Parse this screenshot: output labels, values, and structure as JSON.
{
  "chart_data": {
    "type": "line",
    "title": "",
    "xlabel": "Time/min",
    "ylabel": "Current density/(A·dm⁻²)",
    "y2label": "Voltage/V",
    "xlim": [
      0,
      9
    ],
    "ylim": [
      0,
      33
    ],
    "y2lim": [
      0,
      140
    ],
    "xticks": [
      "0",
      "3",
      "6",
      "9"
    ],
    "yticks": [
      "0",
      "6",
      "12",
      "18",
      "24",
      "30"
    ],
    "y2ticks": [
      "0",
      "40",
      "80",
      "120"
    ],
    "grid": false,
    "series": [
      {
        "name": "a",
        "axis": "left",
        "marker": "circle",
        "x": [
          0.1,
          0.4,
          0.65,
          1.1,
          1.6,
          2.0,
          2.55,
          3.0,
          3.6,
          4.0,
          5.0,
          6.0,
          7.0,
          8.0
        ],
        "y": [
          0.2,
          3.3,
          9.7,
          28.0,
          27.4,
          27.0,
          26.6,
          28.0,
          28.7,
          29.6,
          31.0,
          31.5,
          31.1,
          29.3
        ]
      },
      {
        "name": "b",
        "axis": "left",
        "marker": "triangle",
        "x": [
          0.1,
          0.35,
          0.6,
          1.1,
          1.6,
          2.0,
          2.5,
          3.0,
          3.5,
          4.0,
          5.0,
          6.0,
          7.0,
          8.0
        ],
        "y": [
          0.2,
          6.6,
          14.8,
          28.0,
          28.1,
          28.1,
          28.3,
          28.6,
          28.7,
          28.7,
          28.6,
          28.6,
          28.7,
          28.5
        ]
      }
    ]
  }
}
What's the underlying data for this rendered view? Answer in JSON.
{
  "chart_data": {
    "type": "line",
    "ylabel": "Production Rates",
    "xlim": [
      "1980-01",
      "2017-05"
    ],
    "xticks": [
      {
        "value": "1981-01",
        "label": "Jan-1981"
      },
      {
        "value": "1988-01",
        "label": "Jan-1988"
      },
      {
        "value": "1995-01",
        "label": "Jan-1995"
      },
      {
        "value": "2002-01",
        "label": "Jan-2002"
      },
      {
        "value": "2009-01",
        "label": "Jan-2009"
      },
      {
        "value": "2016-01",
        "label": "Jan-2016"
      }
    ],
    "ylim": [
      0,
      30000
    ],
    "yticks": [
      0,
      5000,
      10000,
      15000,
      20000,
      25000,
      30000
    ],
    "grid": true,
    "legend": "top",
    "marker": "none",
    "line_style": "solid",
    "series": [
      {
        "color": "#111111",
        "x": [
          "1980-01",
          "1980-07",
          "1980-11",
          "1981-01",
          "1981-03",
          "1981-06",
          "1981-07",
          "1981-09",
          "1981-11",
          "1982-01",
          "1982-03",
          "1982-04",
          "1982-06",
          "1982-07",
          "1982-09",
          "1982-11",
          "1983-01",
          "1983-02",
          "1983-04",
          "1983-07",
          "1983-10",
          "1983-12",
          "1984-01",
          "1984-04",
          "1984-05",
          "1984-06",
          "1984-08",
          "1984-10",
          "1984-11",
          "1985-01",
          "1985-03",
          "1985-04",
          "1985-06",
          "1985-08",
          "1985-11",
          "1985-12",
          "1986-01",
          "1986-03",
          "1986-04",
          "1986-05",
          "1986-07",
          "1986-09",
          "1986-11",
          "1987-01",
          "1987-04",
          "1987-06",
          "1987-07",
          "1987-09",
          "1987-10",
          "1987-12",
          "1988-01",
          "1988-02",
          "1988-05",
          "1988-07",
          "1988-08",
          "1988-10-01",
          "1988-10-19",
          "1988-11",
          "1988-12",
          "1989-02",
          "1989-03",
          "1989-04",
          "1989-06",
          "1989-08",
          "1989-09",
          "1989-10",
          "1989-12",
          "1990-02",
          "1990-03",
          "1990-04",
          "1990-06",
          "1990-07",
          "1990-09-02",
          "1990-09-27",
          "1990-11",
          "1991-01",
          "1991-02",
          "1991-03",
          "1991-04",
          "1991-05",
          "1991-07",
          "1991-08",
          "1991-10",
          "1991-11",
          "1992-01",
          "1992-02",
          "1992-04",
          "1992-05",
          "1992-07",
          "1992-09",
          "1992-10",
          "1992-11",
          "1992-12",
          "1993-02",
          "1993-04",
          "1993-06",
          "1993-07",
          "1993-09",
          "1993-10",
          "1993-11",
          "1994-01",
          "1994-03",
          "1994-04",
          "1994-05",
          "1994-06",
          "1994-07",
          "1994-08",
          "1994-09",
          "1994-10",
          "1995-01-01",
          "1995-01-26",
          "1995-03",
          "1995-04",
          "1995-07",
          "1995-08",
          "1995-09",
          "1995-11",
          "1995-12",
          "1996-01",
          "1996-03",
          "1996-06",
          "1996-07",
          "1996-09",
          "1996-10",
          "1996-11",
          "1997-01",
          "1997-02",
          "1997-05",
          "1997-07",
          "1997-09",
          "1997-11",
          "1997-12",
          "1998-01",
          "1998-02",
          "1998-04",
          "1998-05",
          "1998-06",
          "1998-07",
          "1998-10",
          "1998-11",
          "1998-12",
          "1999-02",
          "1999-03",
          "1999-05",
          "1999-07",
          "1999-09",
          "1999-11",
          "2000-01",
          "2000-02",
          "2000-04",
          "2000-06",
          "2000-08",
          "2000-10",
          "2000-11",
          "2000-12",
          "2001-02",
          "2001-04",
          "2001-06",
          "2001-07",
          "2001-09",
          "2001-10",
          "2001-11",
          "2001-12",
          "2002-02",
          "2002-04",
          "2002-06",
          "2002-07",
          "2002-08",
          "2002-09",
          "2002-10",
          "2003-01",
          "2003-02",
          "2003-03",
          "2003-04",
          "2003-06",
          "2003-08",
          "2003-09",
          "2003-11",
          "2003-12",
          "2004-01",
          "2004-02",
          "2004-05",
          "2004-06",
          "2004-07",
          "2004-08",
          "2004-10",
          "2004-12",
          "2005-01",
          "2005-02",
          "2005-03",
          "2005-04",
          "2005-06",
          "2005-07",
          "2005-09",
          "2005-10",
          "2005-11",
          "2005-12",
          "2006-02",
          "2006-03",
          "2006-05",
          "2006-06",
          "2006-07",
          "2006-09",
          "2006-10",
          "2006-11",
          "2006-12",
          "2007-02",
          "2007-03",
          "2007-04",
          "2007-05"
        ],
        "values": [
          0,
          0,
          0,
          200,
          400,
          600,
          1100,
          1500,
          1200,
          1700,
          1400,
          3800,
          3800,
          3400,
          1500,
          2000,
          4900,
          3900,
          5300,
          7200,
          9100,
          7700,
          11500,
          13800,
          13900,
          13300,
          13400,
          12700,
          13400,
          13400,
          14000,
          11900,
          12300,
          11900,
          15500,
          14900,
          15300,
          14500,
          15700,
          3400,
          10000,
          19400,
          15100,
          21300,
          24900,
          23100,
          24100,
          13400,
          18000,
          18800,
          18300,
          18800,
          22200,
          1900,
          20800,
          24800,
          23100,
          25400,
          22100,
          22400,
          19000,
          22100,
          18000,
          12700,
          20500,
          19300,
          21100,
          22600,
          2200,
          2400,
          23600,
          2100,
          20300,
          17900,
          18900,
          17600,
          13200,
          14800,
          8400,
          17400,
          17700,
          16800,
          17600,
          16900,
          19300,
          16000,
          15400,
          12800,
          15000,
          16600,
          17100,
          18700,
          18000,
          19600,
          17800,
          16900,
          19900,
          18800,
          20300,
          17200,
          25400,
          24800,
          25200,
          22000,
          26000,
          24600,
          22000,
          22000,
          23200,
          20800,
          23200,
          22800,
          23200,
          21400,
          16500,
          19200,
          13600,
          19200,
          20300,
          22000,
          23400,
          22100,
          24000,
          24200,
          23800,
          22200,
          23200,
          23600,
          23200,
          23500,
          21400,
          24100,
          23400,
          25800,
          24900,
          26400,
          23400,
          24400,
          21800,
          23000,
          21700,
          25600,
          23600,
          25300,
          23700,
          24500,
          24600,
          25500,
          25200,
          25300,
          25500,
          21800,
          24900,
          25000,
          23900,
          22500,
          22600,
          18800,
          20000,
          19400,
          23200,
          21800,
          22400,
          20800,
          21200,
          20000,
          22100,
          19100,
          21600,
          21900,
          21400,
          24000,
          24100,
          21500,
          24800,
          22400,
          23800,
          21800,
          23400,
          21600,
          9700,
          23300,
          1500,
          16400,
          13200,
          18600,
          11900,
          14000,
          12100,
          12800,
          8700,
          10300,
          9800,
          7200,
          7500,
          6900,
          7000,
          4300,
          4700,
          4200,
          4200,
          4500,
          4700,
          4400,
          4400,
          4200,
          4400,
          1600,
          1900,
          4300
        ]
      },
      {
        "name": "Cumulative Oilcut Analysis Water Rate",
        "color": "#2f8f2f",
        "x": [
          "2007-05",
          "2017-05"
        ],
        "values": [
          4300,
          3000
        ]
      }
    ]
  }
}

* [What needs to be done]:
The required output is the number of lines containing the word "name", and nothing besides.

* [Written answer]:
3